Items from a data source
+ + + +

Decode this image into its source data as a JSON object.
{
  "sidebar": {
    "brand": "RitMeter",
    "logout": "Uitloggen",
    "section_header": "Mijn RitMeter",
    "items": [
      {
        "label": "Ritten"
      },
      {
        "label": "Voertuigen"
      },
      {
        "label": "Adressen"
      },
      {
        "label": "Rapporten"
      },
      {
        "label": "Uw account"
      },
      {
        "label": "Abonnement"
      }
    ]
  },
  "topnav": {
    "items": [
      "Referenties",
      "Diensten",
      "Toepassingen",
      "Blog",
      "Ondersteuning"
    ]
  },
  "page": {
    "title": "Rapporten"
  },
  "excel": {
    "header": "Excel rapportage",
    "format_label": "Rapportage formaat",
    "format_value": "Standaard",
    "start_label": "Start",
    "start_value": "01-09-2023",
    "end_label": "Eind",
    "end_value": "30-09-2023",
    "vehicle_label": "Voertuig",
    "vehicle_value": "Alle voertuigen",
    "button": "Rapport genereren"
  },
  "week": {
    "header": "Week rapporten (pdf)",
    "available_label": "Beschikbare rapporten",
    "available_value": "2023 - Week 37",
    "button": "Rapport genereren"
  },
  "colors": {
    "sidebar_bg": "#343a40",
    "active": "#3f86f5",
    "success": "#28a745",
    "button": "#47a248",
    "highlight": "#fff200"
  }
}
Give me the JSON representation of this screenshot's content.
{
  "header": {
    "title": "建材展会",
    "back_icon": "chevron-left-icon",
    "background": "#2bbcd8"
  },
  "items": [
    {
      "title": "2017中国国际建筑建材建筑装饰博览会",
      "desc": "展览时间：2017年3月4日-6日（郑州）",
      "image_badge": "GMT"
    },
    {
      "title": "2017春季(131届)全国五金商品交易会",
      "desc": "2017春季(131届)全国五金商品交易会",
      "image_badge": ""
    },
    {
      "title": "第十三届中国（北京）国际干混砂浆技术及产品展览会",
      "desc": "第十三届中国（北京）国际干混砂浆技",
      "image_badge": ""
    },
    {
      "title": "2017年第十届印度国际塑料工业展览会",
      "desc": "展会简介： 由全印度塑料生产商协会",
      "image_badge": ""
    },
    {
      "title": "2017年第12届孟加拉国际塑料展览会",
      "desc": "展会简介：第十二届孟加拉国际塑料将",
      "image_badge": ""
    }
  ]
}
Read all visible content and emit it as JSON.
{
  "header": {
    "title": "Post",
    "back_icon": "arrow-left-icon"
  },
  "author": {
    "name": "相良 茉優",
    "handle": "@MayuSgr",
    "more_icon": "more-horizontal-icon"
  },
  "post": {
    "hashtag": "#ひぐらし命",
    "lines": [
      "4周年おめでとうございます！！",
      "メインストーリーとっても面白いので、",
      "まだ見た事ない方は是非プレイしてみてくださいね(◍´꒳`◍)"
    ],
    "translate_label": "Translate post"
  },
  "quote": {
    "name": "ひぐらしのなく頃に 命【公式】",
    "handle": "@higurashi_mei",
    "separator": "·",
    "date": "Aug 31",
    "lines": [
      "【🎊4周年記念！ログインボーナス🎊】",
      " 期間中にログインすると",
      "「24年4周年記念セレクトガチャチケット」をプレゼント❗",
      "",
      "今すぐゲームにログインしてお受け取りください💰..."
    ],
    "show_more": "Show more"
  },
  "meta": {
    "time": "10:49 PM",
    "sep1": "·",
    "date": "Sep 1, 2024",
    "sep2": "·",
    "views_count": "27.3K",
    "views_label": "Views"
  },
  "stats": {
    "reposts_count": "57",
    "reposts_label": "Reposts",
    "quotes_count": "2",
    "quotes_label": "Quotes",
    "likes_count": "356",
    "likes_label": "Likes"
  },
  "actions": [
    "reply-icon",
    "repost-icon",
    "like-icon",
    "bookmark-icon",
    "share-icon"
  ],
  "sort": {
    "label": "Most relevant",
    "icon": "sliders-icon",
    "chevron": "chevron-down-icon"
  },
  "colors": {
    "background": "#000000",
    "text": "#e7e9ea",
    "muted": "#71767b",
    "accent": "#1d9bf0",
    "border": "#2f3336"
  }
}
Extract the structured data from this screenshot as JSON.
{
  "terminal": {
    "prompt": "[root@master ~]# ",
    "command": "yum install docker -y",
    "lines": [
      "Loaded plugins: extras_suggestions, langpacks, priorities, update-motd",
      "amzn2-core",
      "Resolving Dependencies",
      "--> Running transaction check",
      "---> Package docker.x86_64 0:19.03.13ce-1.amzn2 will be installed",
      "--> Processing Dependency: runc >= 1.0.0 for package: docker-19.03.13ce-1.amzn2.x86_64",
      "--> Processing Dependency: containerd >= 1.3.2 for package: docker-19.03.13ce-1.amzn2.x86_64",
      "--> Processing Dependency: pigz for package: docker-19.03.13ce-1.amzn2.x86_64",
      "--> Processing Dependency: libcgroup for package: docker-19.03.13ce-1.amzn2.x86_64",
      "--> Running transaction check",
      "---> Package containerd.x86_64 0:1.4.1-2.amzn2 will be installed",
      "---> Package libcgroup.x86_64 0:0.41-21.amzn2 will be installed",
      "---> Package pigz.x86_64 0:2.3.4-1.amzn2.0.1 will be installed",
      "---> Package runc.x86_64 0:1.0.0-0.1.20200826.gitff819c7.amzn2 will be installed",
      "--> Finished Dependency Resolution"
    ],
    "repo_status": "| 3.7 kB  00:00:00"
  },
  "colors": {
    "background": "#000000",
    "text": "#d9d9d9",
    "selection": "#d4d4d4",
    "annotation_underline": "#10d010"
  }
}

+ + + +

_WHAT THE EXERCISE ASKS_: Using the records above, gather all lines where the string "docker" is present.

_WRITTEN ANSWER_:
    "command": "yum install docker -y",
      "---> Package docker.x86_64 0:19.03.13ce-1.amzn2 will be installed",
      "--> Processing Dependency: runc >= 1.0.0 for package: docker-19.03.13ce-1.amzn2.x86_64",
      "--> Processing Dependency: containerd >= 1.3.2 for package: docker-19.03.13ce-1.amzn2.x86_64",
      "--> Processing Dependency: pigz for package: docker-19.03.13ce-1.amzn2.x86_64",
      "--> Processing Dependency: libcgroup for package: docker-19.03.13ce-1.amzn2.x86_64",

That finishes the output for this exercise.